**WHAT IS ASKED:**
Render the material again word for word, skipping the pictures in it.

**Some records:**
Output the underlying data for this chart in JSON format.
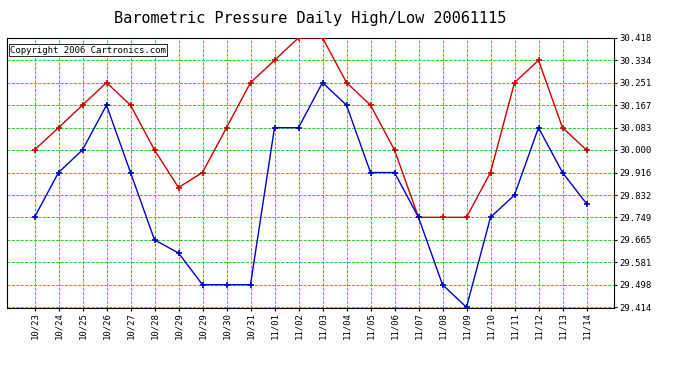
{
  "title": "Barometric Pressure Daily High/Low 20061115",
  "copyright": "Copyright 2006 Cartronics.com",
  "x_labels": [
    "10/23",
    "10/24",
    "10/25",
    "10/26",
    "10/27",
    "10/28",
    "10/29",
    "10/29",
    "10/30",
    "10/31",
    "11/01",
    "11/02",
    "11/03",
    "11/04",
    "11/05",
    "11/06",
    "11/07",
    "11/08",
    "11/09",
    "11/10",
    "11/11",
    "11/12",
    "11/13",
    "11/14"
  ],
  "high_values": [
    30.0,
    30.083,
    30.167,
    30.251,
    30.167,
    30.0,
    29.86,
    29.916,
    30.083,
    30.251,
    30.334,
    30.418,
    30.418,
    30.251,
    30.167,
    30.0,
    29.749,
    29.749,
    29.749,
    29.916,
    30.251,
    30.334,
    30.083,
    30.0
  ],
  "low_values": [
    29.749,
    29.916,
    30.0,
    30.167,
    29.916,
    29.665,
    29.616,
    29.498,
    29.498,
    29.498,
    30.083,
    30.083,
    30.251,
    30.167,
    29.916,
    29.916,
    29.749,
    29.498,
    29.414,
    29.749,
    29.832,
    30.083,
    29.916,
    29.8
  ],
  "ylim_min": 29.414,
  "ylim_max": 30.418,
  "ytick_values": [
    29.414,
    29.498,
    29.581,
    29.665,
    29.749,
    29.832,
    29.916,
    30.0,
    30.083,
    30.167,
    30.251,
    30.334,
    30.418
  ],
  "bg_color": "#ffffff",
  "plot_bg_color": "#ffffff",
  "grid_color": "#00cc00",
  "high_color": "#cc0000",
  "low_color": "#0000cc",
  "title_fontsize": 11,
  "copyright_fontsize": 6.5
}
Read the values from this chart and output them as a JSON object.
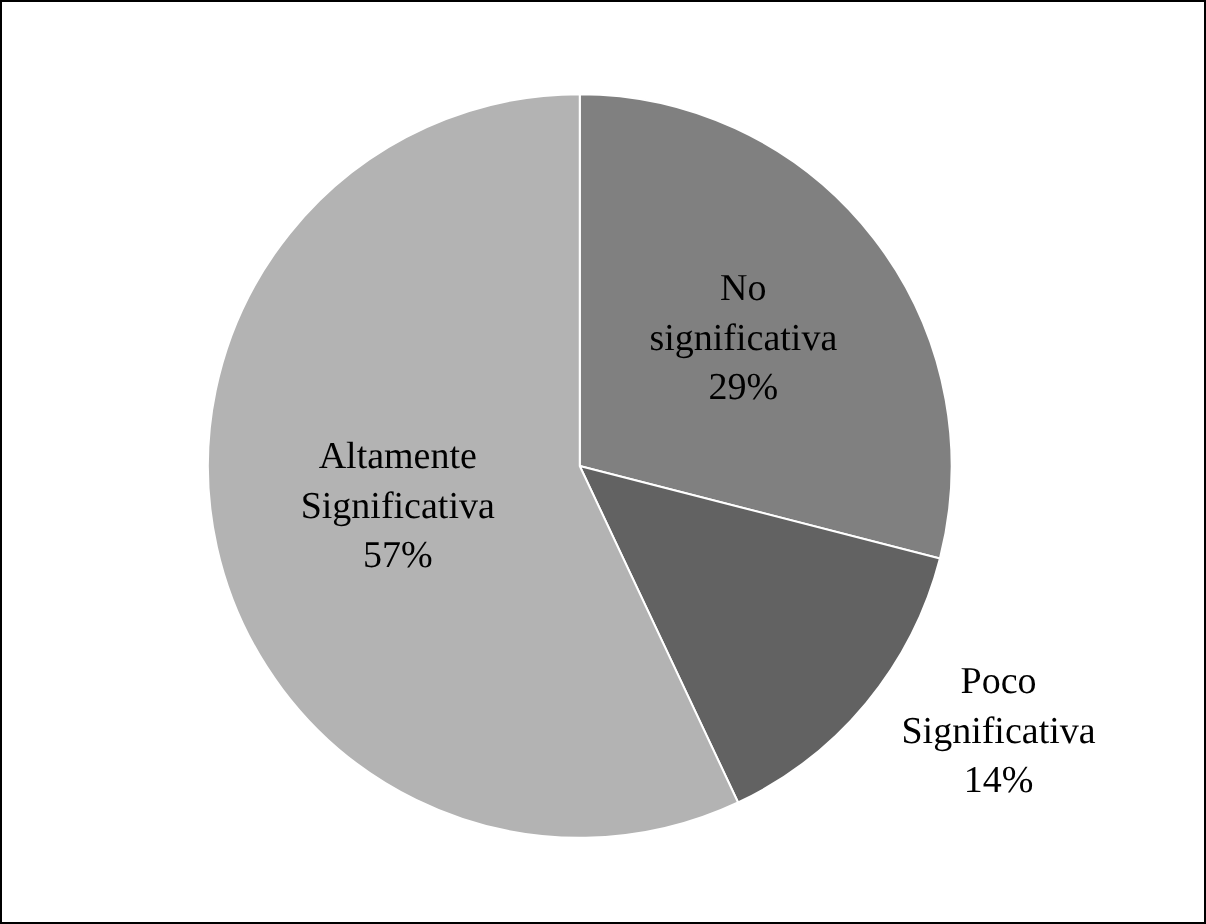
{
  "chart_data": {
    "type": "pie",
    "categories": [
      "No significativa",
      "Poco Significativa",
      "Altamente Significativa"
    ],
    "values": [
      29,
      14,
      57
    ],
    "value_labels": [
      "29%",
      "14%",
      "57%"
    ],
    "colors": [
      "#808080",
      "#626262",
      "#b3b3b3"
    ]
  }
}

**OUTPUT:**
Output the underlying data for this chart in JSON format.
{
  "title": "Barometric Pressure Daily High/Low 20061115",
  "copyright": "Copyright 2006 Cartronics.com",
  "x_labels": [
    "10/23",
    "10/24",
    "10/25",
    "10/26",
    "10/27",
    "10/28",
    "10/29",
    "10/29",
    "10/30",
    "10/31",
    "11/01",
    "11/02",
    "11/03",
    "11/04",
    "11/05",
    "11/06",
    "11/07",
    "11/08",
    "11/09",
    "11/10",
    "11/11",
    "11/12",
    "11/13",
    "11/14"
  ],
  "high_values": [
    30.0,
    30.083,
    30.167,
    30.251,
    30.167,
    30.0,
    29.86,
    29.916,
    30.083,
    30.251,
    30.334,
    30.418,
    30.418,
    30.251,
    30.167,
    30.0,
    29.749,
    29.749,
    29.749,
    29.916,
    30.251,
    30.334,
    30.083,
    30.0
  ],
  "low_values": [
    29.749,
    29.916,
    30.0,
    30.167,
    29.916,
    29.665,
    29.616,
    29.498,
    29.498,
    29.498,
    30.083,
    30.083,
    30.251,
    30.167,
    29.916,
    29.916,
    29.749,
    29.498,
    29.414,
    29.749,
    29.832,
    30.083,
    29.916,
    29.8
  ],
  "ylim_min": 29.414,
  "ylim_max": 30.418,
  "ytick_values": [
    29.414,
    29.498,
    29.581,
    29.665,
    29.749,
    29.832,
    29.916,
    30.0,
    30.083,
    30.167,
    30.251,
    30.334,
    30.418
  ],
  "bg_color": "#ffffff",
  "plot_bg_color": "#ffffff",
  "grid_color": "#00cc00",
  "high_color": "#cc0000",
  "low_color": "#0000cc",
  "title_fontsize": 11,
  "copyright_fontsize": 6.5
}
Read the values from this chart and output them as a JSON object.
{
  "chart_data": {
    "type": "pie",
    "categories": [
      "No significativa",
      "Poco Significativa",
      "Altamente Significativa"
    ],
    "values": [
      29,
      14,
      57
    ],
    "value_labels": [
      "29%",
      "14%",
      "57%"
    ],
    "colors": [
      "#808080",
      "#626262",
      "#b3b3b3"
    ]
  }
}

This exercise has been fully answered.